| Set task A |
In the records, rewrite the lines from the line with "UI element localization: list" to the line with "series-marker-chengdu xyxy=(531,210,542,221)", changing "legend-swatch" to "legend-color" and keeping everything else the same. Leave the pictures out of your answer.

| Page excerpt |
--- begin ---
From my earliest attempts to write for orchestra, the English horn has had a special place in my sound world.  I was often drawn to its penetrating sound that is laced with dark and light sonorities. These qualities imply the dual characters of somber and ethereal, serious and joyful, and life and death.  I also felt string instruments share similar attributes. 

My English horn concerto is in four movements and lasts approximately 16 minutes.  The first movement’s thematic materials permeate throughout the concerto, thus providing a cyclical and unifying relationship between the movements.

The first movement, adagio lamentoso, is slow and elegiac in character.  The mournful English horn melodic lines are supported by deep and dark string sonorities in simple chordal accompaniments.

The second movement, allegro scherzando, is energetic, lighthearted, and at times witty.  The virtuosic solo passages challenge the limits of what is possible on the English horn with fast running notes and large leaps to extreme registers.
--- end ---
| Dataset entries |
--- begin ---
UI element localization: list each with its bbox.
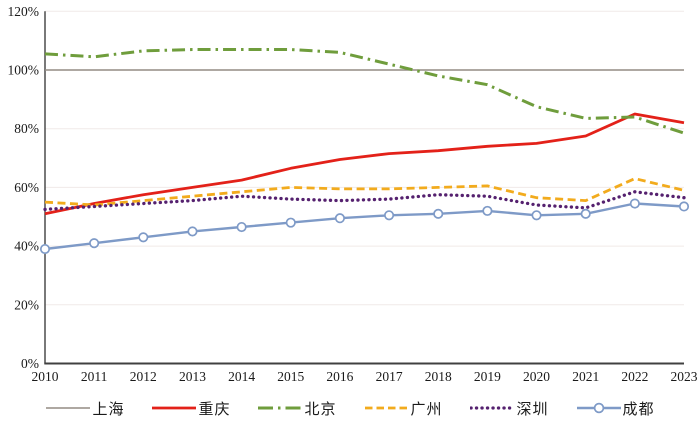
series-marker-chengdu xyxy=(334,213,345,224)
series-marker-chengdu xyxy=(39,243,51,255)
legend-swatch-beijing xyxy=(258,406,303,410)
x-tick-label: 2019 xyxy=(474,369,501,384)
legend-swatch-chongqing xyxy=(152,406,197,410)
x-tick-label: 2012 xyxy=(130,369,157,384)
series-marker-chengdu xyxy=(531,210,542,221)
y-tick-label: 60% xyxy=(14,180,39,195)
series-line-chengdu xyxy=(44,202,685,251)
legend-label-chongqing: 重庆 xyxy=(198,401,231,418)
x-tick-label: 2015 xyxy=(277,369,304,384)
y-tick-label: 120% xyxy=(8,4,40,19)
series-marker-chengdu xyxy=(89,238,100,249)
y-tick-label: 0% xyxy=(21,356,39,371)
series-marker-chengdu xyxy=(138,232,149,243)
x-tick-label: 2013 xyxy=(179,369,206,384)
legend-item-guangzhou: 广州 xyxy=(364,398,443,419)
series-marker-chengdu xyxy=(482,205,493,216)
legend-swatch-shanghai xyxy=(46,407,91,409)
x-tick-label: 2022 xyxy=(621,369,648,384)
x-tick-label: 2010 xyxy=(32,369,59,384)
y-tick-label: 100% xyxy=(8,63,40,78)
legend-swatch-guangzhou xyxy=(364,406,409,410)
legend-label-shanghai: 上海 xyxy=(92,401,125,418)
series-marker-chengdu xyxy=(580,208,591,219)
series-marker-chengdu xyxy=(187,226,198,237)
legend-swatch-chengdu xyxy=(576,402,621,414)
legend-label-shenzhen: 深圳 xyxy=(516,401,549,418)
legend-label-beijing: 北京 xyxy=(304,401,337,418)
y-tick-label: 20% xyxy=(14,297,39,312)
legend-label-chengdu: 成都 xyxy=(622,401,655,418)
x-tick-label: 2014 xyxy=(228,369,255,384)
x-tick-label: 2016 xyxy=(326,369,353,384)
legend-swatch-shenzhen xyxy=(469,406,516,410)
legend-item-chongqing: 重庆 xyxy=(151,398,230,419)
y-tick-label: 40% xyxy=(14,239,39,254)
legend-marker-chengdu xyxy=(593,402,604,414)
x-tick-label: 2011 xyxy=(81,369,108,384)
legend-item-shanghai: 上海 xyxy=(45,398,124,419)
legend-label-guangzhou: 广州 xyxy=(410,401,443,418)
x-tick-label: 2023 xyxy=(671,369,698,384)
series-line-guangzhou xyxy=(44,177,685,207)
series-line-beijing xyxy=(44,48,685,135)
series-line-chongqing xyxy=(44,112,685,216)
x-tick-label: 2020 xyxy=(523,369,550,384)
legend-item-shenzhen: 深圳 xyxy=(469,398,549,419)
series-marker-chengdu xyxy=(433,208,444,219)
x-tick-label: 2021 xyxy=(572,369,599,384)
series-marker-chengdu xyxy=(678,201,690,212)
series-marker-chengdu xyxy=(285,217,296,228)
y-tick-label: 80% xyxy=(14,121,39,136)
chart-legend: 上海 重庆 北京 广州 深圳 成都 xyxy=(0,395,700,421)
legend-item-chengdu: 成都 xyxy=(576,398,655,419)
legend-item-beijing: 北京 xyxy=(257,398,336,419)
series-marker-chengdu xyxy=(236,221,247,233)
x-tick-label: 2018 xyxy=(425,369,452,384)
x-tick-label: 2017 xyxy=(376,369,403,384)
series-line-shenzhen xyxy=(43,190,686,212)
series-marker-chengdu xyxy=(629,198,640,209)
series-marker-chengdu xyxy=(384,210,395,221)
--- end ---
--- begin ---
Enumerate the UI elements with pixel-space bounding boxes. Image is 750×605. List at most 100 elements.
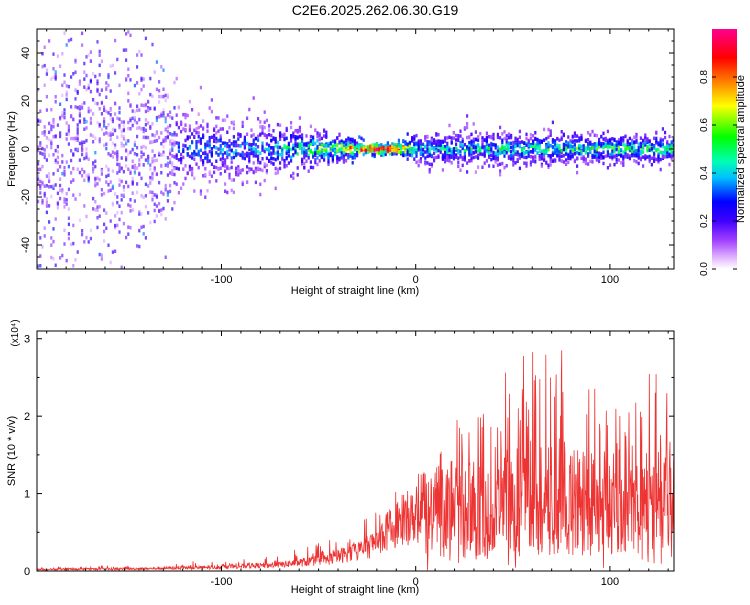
--- end ---
| Set task B |
Pick up the notes on the English horn concerto after their last sentence and keep writing.

| Expected output A |
UI element localization: list each with its bbox.
series-marker-chengdu xyxy=(334,213,345,224)
series-marker-chengdu xyxy=(39,243,51,255)
legend-color-beijing xyxy=(258,406,303,410)
x-tick-label: 2019 xyxy=(474,369,501,384)
legend-color-chongqing xyxy=(152,406,197,410)
x-tick-label: 2012 xyxy=(130,369,157,384)
series-marker-chengdu xyxy=(531,210,542,221)

| Expected output B |
The third movement, grave lamentoso, is a very slow quasi-cadenza for the unaccompanied English horn.  It is a dialogue between two contrasting characters separated in extreme ranges.  The elegiac, mournful part is soft, ethereal and played in the high register, while the dark, serious, and threatening part is in the lowest range of the English horn.

The fourth movement, moderato con moto, is joyful, lighthearted and written in a moderate quasi-dance tempo. There are chases, contentious clashes, and contrasting characters incorporating materials from the earlier movements. After many brilliant passages, the concerto comes to a close by recalling a delicate passage from the end of the second movement.